| WHAT IS REQUIRED |
Could you copy, word for word, only the lines from the one containing "Read this page and output its text content." through the last line of the records below, both included?

══ SUPPLIED MATERIAL

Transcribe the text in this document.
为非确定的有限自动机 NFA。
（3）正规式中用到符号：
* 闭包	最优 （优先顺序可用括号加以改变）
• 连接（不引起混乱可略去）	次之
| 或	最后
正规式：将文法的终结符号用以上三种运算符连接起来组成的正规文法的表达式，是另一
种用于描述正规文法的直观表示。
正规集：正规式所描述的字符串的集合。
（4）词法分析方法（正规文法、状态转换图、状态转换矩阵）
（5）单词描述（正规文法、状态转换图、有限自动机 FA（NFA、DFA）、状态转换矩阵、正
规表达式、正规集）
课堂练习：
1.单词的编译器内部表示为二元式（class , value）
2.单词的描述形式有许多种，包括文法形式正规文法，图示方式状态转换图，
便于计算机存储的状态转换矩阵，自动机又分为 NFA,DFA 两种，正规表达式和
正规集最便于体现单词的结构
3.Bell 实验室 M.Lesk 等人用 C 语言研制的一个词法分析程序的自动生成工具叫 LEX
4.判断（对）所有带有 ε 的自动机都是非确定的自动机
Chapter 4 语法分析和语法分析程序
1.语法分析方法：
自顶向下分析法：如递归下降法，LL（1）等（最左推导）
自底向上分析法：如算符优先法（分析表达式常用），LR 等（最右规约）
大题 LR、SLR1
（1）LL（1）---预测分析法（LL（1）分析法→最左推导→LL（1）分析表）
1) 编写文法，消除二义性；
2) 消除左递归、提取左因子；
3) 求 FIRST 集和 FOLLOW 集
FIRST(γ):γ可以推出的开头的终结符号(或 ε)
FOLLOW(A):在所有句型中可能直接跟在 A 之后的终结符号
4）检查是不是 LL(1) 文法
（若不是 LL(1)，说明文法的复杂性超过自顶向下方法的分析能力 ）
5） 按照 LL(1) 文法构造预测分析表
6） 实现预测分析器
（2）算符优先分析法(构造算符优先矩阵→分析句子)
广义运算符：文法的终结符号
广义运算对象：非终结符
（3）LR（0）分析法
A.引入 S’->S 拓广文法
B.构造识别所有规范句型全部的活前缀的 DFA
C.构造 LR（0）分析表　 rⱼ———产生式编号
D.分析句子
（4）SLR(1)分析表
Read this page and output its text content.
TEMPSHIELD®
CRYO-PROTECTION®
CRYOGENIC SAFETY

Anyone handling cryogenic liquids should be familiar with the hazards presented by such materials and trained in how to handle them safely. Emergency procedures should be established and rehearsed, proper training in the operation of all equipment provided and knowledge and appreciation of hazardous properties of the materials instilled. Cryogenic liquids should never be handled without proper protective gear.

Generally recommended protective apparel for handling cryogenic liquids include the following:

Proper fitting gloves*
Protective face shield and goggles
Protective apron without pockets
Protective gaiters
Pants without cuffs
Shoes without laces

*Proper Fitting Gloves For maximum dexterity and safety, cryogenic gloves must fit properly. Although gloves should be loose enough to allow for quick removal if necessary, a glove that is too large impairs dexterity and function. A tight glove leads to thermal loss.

════

| FULL SOLUTION |
Read this page and output its text content.
TEMPSHIELD®
CRYO-PROTECTION®
CRYOGENIC SAFETY

Anyone handling cryogenic liquids should be familiar with the hazards presented by such materials and trained in how to handle them safely. Emergency procedures should be established and rehearsed, proper training in the operation of all equipment provided and knowledge and appreciation of hazardous properties of the materials instilled. Cryogenic liquids should never be handled without proper protective gear.

Generally recommended protective apparel for handling cryogenic liquids include the following:

Proper fitting gloves*
Protective face shield and goggles
Protective apron without pockets
Protective gaiters
Pants without cuffs
Shoes without laces

*Proper Fitting Gloves For maximum dexterity and safety, cryogenic gloves must fit properly. Although gloves should be loose enough to allow for quick removal if necessary, a glove that is too large impairs dexterity and function. A tight glove leads to thermal loss.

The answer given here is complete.